What to do → Write out every entry precisely as given, leaving the pictures out.

Data entries →
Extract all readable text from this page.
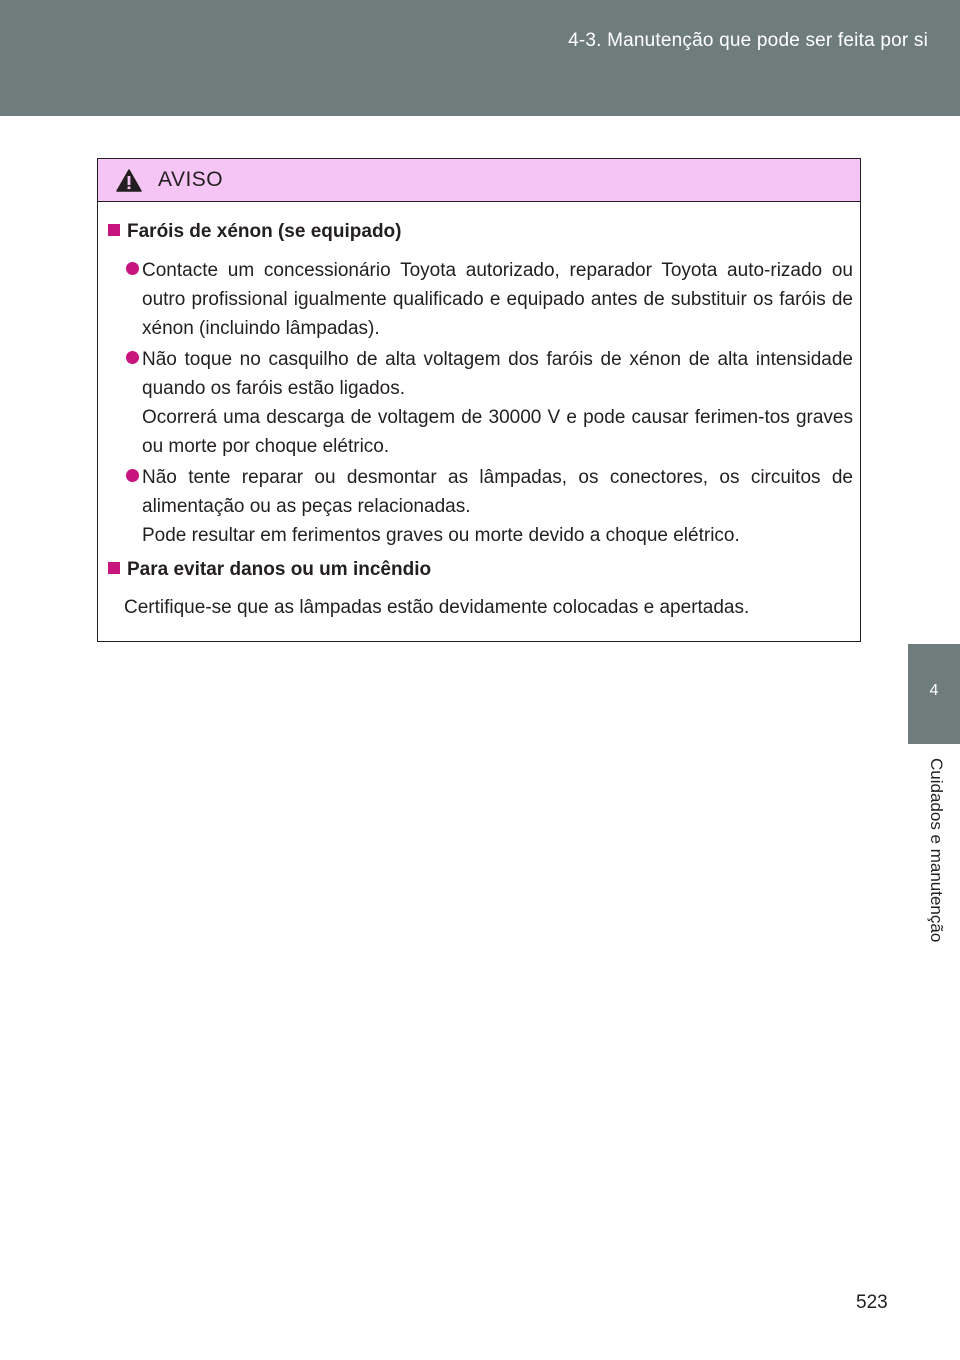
4-3. Manutenção que pode ser feita por si
4
Cuidados e manutenção
AVISO
Faróis de xénon (se equipado)
Contacte um concessionário Toyota autorizado, reparador Toyota auto-rizado ou outro profissional igualmente qualificado e equipado antes de substituir os faróis de xénon (incluindo lâmpadas).
Não toque no casquilho de alta voltagem dos faróis de xénon de alta intensidade quando os faróis estão ligados.
Ocorrerá uma descarga de voltagem de 30000 V e pode causar ferimen-tos graves ou morte por choque elétrico.
Não tente reparar ou desmontar as lâmpadas, os conectores, os circuitos de alimentação ou as peças relacionadas.
Pode resultar em ferimentos graves ou morte devido a choque elétrico.
Para evitar danos ou um incêndio
Certifique-se que as lâmpadas estão devidamente colocadas e apertadas.
523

Response →
Extract all readable text from this page.
4-3. Manutenção que pode ser feita por si
4
Cuidados e manutenção
AVISO
Faróis de xénon (se equipado)
Contacte um concessionário Toyota autorizado, reparador Toyota auto-rizado ou outro profissional igualmente qualificado e equipado antes de substituir os faróis de xénon (incluindo lâmpadas).
Não toque no casquilho de alta voltagem dos faróis de xénon de alta intensidade quando os faróis estão ligados.
Ocorrerá uma descarga de voltagem de 30000 V e pode causar ferimen-tos graves ou morte por choque elétrico.
Não tente reparar ou desmontar as lâmpadas, os conectores, os circuitos de alimentação ou as peças relacionadas.
Pode resultar em ferimentos graves ou morte devido a choque elétrico.
Para evitar danos ou um incêndio
Certifique-se que as lâmpadas estão devidamente colocadas e apertadas.
523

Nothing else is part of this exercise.